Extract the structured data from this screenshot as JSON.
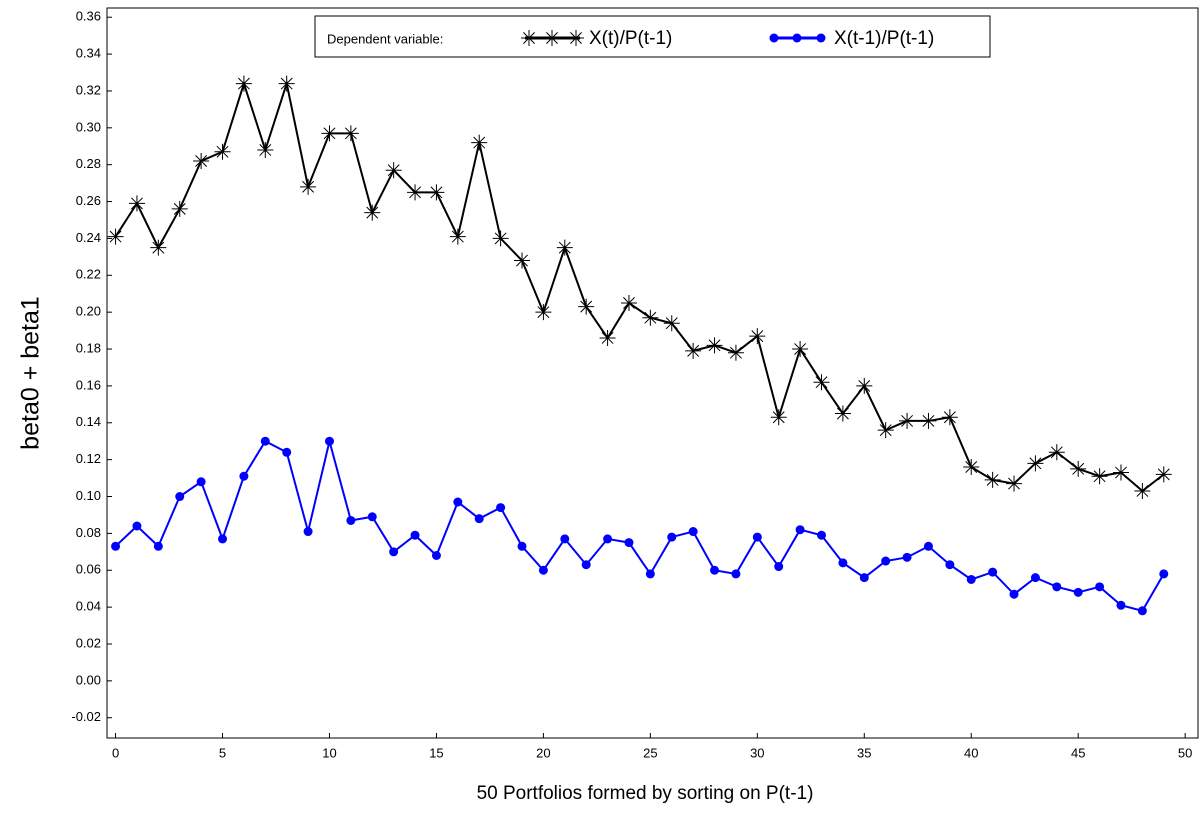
{
  "chart_data": {
    "type": "line",
    "x_label": "50 Portfolios formed by sorting on P(t-1)",
    "y_label": "beta0 + beta1",
    "legend_title": "Dependent variable:",
    "legend": "top",
    "x": [
      0,
      1,
      2,
      3,
      4,
      5,
      6,
      7,
      8,
      9,
      10,
      11,
      12,
      13,
      14,
      15,
      16,
      17,
      18,
      19,
      20,
      21,
      22,
      23,
      24,
      25,
      26,
      27,
      28,
      29,
      30,
      31,
      32,
      33,
      34,
      35,
      36,
      37,
      38,
      39,
      40,
      41,
      42,
      43,
      44,
      45,
      46,
      47,
      48,
      49
    ],
    "series": [
      {
        "name": "X(t)/P(t-1)",
        "color": "#000000",
        "marker": "star",
        "values": [
          0.241,
          0.259,
          0.235,
          0.256,
          0.282,
          0.287,
          0.324,
          0.288,
          0.324,
          0.268,
          0.297,
          0.297,
          0.254,
          0.277,
          0.265,
          0.265,
          0.241,
          0.292,
          0.24,
          0.228,
          0.2,
          0.235,
          0.203,
          0.186,
          0.205,
          0.197,
          0.194,
          0.179,
          0.182,
          0.178,
          0.187,
          0.143,
          0.18,
          0.162,
          0.145,
          0.16,
          0.136,
          0.141,
          0.141,
          0.143,
          0.116,
          0.109,
          0.107,
          0.118,
          0.124,
          0.115,
          0.111,
          0.113,
          0.103,
          0.112
        ]
      },
      {
        "name": "X(t-1)/P(t-1)",
        "color": "#0000ff",
        "marker": "dot",
        "values": [
          0.073,
          0.084,
          0.073,
          0.1,
          0.108,
          0.077,
          0.111,
          0.13,
          0.124,
          0.081,
          0.13,
          0.087,
          0.089,
          0.07,
          0.079,
          0.068,
          0.097,
          0.088,
          0.094,
          0.073,
          0.06,
          0.077,
          0.063,
          0.077,
          0.075,
          0.058,
          0.078,
          0.081,
          0.06,
          0.058,
          0.078,
          0.062,
          0.082,
          0.079,
          0.064,
          0.056,
          0.065,
          0.067,
          0.073,
          0.063,
          0.055,
          0.059,
          0.047,
          0.056,
          0.051,
          0.048,
          0.051,
          0.041,
          0.038,
          0.058
        ]
      }
    ],
    "xlim": [
      -0.4,
      50.6
    ],
    "xticks": [
      0,
      5,
      10,
      15,
      20,
      25,
      30,
      35,
      40,
      45,
      50
    ],
    "ylim": [
      -0.031,
      0.365
    ],
    "yticks": [
      -0.02,
      {
        "value": 0,
        "label": "0.00"
      },
      0.02,
      0.04,
      0.06,
      0.08,
      {
        "value": 0.1,
        "label": "0.10"
      },
      0.12,
      0.14,
      0.16,
      0.18,
      {
        "value": 0.2,
        "label": "0.20"
      },
      0.22,
      0.24,
      0.26,
      0.28,
      {
        "value": 0.3,
        "label": "0.30"
      },
      0.32,
      0.34,
      0.36
    ],
    "grid": false
  }
}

· · · · · · ·

### REQUIREMENT
Copy out each record shown above without alteration, skipping any picture.

### OUTPUT BELOW
Extract the structured data from this screenshot as JSON.
{
  "chart_data": {
    "type": "line",
    "x_label": "50 Portfolios formed by sorting on P(t-1)",
    "y_label": "beta0 + beta1",
    "legend_title": "Dependent variable:",
    "legend": "top",
    "x": [
      0,
      1,
      2,
      3,
      4,
      5,
      6,
      7,
      8,
      9,
      10,
      11,
      12,
      13,
      14,
      15,
      16,
      17,
      18,
      19,
      20,
      21,
      22,
      23,
      24,
      25,
      26,
      27,
      28,
      29,
      30,
      31,
      32,
      33,
      34,
      35,
      36,
      37,
      38,
      39,
      40,
      41,
      42,
      43,
      44,
      45,
      46,
      47,
      48,
      49
    ],
    "series": [
      {
        "name": "X(t)/P(t-1)",
        "color": "#000000",
        "marker": "star",
        "values": [
          0.241,
          0.259,
          0.235,
          0.256,
          0.282,
          0.287,
          0.324,
          0.288,
          0.324,
          0.268,
          0.297,
          0.297,
          0.254,
          0.277,
          0.265,
          0.265,
          0.241,
          0.292,
          0.24,
          0.228,
          0.2,
          0.235,
          0.203,
          0.186,
          0.205,
          0.197,
          0.194,
          0.179,
          0.182,
          0.178,
          0.187,
          0.143,
          0.18,
          0.162,
          0.145,
          0.16,
          0.136,
          0.141,
          0.141,
          0.143,
          0.116,
          0.109,
          0.107,
          0.118,
          0.124,
          0.115,
          0.111,
          0.113,
          0.103,
          0.112
        ]
      },
      {
        "name": "X(t-1)/P(t-1)",
        "color": "#0000ff",
        "marker": "dot",
        "values": [
          0.073,
          0.084,
          0.073,
          0.1,
          0.108,
          0.077,
          0.111,
          0.13,
          0.124,
          0.081,
          0.13,
          0.087,
          0.089,
          0.07,
          0.079,
          0.068,
          0.097,
          0.088,
          0.094,
          0.073,
          0.06,
          0.077,
          0.063,
          0.077,
          0.075,
          0.058,
          0.078,
          0.081,
          0.06,
          0.058,
          0.078,
          0.062,
          0.082,
          0.079,
          0.064,
          0.056,
          0.065,
          0.067,
          0.073,
          0.063,
          0.055,
          0.059,
          0.047,
          0.056,
          0.051,
          0.048,
          0.051,
          0.041,
          0.038,
          0.058
        ]
      }
    ],
    "xlim": [
      -0.4,
      50.6
    ],
    "xticks": [
      0,
      5,
      10,
      15,
      20,
      25,
      30,
      35,
      40,
      45,
      50
    ],
    "ylim": [
      -0.031,
      0.365
    ],
    "yticks": [
      -0.02,
      {
        "value": 0,
        "label": "0.00"
      },
      0.02,
      0.04,
      0.06,
      0.08,
      {
        "value": 0.1,
        "label": "0.10"
      },
      0.12,
      0.14,
      0.16,
      0.18,
      {
        "value": 0.2,
        "label": "0.20"
      },
      0.22,
      0.24,
      0.26,
      0.28,
      {
        "value": 0.3,
        "label": "0.30"
      },
      0.32,
      0.34,
      0.36
    ],
    "grid": false
  }
}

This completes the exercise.